[start PROVIDED DATA]

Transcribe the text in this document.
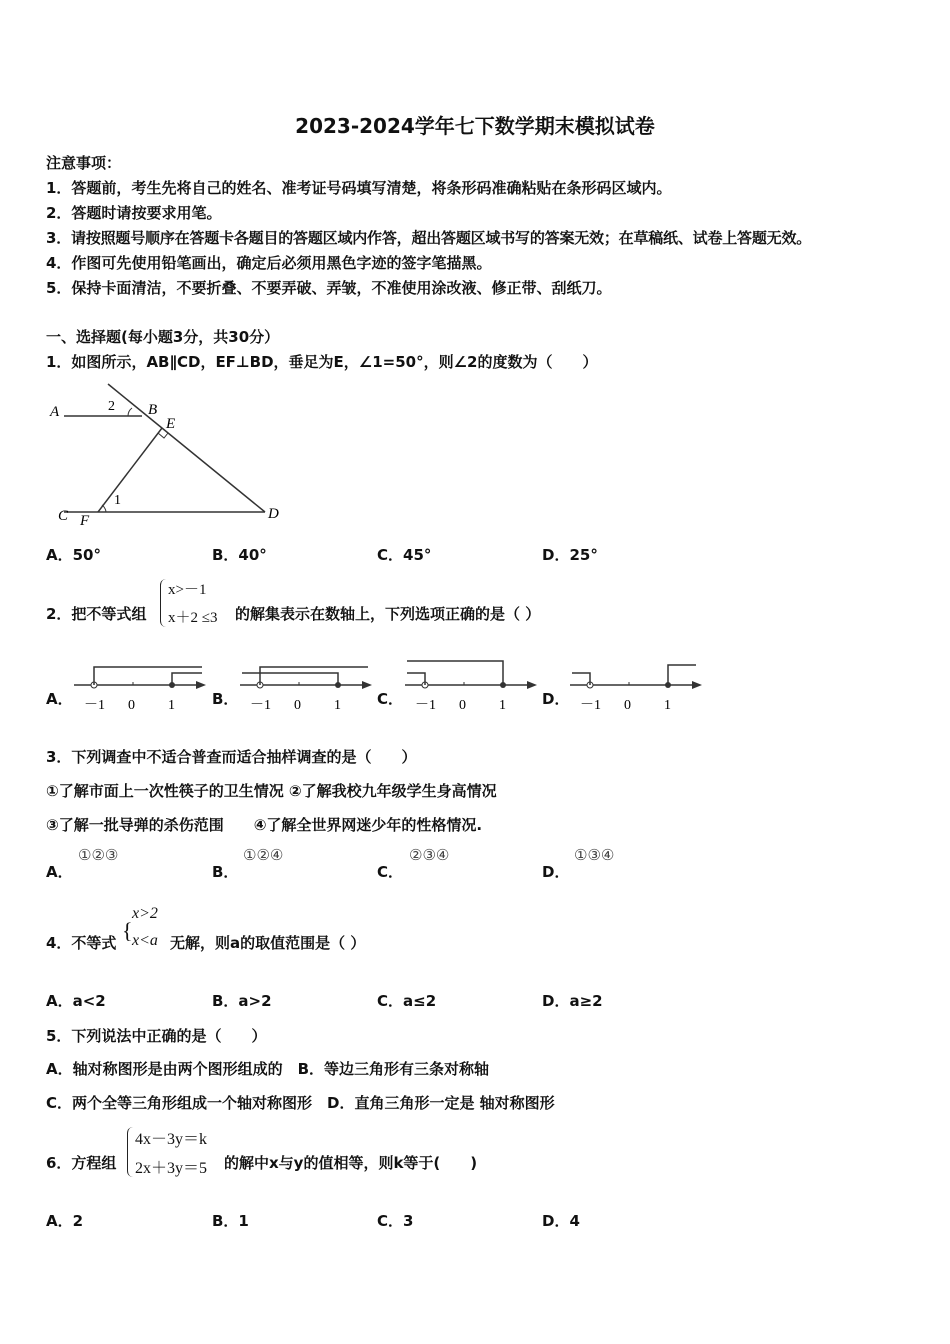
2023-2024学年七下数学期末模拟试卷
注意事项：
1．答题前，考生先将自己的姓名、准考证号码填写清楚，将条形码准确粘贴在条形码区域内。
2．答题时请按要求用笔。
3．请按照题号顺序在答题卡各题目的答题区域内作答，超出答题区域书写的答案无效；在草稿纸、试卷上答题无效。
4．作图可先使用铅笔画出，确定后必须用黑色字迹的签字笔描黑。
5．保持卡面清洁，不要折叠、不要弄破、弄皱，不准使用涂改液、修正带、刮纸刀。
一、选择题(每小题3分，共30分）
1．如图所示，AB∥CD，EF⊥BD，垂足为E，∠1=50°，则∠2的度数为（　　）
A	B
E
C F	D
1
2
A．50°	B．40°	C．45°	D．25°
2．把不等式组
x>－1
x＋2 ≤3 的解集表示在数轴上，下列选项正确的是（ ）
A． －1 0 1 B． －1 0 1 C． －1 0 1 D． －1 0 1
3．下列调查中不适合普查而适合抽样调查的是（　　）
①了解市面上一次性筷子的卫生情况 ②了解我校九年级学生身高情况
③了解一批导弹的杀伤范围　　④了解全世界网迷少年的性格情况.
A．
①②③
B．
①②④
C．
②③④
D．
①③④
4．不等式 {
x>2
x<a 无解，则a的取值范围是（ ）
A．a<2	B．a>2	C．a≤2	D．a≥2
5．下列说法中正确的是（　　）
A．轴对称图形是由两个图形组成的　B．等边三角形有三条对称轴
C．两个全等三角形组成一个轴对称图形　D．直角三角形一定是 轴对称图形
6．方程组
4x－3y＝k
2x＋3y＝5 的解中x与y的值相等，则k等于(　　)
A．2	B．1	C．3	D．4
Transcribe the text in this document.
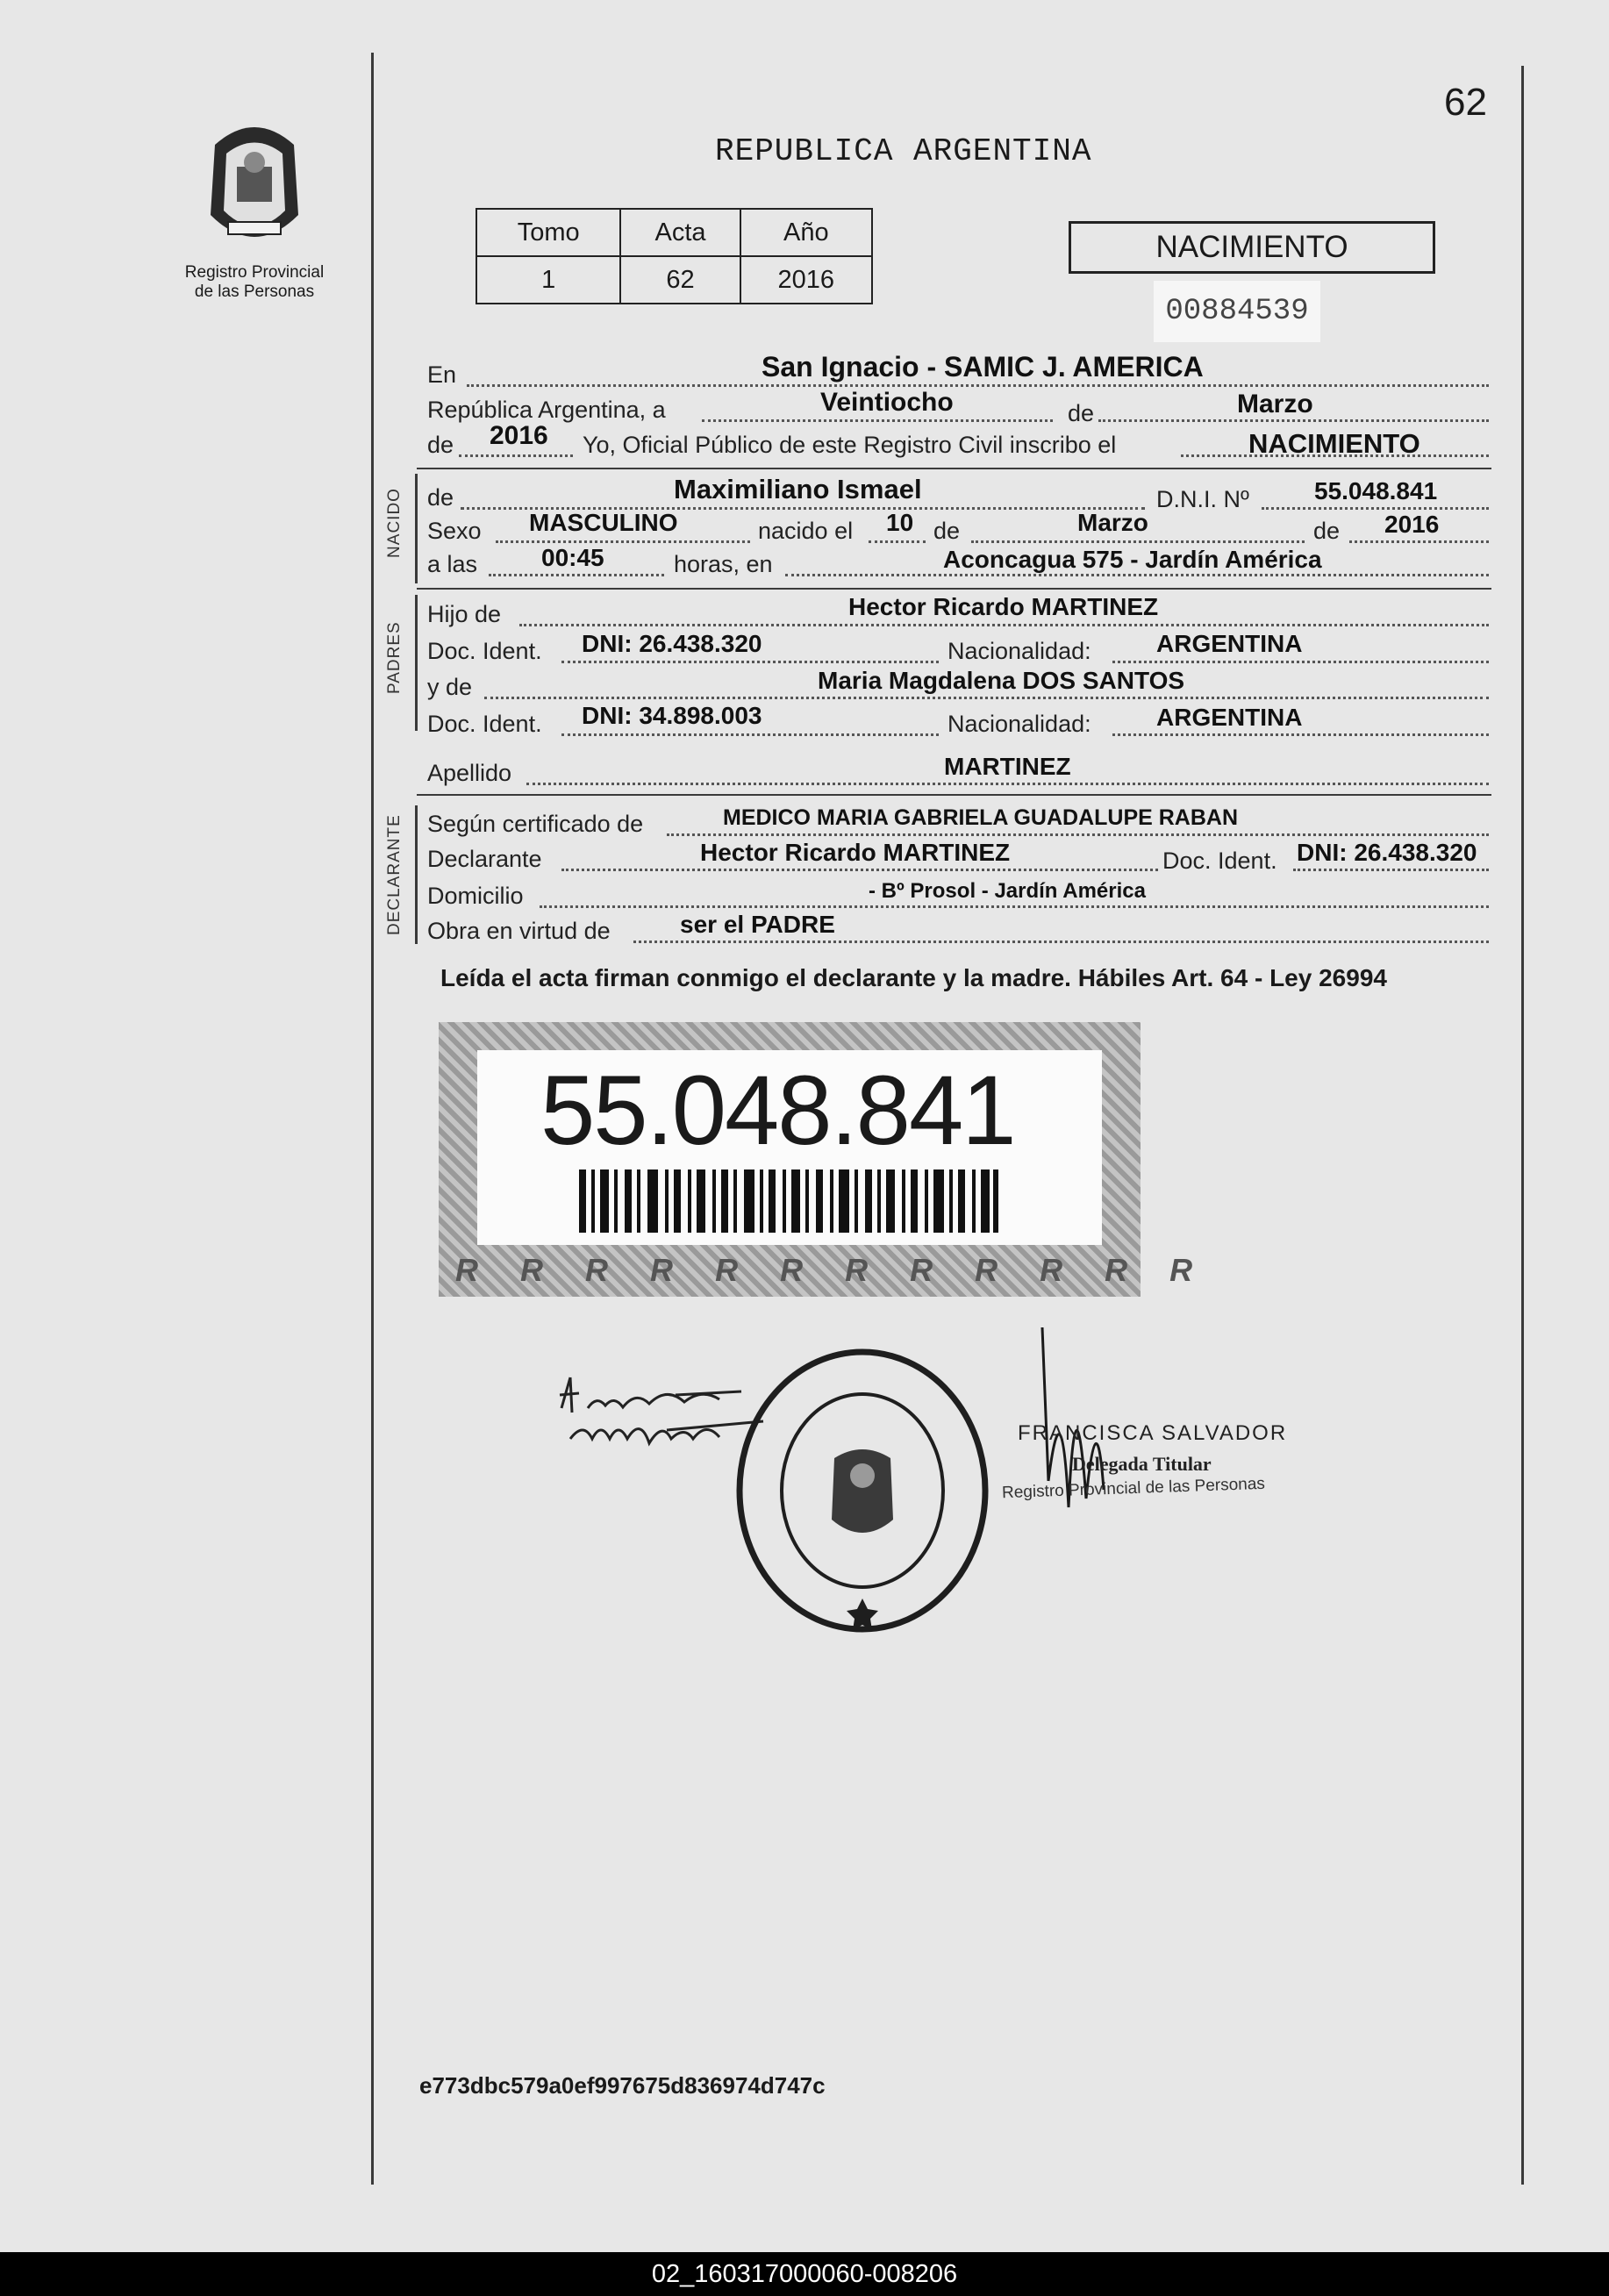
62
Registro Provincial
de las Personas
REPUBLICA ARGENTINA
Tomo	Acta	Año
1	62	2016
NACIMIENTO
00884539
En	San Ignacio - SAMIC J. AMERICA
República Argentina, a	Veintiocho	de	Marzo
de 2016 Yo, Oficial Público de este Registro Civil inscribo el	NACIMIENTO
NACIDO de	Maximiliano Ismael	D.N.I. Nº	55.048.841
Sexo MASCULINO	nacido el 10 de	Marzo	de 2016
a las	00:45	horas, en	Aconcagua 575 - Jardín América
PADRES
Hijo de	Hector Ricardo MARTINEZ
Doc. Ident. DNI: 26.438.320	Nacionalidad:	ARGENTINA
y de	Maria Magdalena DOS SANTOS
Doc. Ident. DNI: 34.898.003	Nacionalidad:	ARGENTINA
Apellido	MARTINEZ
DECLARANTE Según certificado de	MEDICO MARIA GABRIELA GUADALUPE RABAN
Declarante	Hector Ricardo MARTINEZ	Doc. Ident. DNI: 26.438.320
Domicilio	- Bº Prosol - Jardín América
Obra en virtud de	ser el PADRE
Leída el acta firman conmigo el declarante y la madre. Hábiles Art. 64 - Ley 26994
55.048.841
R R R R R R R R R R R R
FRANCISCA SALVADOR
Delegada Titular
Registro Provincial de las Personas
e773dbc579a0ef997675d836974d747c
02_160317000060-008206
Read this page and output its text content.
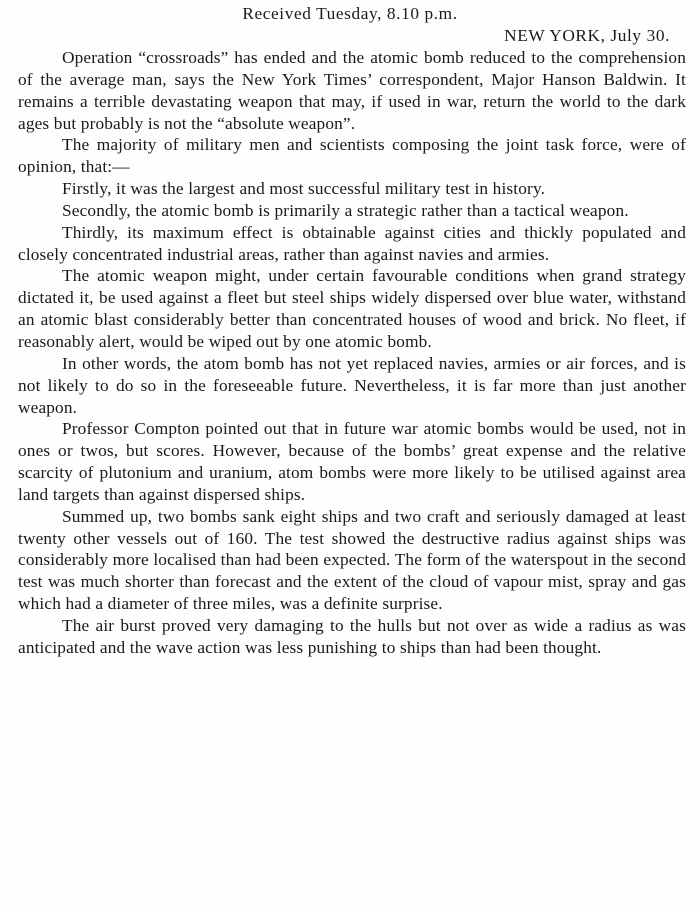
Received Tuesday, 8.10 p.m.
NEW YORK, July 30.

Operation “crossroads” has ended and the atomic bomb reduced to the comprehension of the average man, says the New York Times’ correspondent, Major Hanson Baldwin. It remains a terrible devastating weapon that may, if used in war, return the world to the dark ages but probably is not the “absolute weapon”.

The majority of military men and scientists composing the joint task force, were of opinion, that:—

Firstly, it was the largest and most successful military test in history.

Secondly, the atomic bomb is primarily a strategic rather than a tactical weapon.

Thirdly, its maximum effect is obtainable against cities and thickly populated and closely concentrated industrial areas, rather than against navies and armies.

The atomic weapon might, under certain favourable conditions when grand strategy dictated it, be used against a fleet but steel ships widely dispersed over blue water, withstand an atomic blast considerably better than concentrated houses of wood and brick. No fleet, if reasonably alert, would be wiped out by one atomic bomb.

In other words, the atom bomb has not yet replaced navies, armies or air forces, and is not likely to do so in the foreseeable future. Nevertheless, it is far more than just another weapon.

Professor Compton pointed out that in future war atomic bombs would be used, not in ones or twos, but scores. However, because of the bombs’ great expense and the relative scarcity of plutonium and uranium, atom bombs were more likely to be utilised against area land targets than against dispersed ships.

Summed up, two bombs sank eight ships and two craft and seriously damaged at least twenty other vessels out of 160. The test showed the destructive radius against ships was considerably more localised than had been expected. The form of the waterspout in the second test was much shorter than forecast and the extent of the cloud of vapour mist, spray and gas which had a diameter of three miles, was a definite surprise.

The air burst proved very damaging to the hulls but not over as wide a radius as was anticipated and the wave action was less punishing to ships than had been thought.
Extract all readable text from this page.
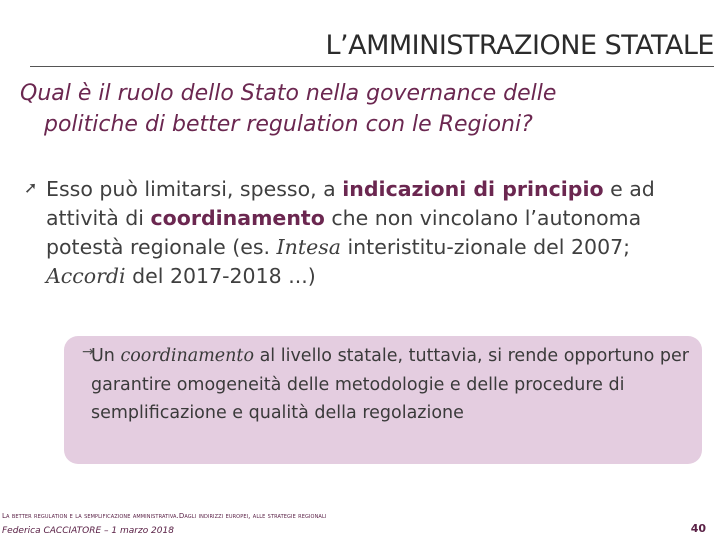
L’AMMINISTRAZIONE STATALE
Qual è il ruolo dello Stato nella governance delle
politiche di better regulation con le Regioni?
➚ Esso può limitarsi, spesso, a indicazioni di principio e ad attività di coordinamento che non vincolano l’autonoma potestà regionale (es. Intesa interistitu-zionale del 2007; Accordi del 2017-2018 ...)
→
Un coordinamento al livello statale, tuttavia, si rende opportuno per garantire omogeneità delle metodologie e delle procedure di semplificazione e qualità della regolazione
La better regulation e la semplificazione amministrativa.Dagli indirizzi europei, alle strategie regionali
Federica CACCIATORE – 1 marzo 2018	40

[end PROVIDED DATA]

Copy out every line from the records that has the word "América".

> SOLUTION TO THE EXERCISE:
a las	00:45	horas, en	Aconcagua 575 - Jardín América
Domicilio	- Bº Prosol - Jardín América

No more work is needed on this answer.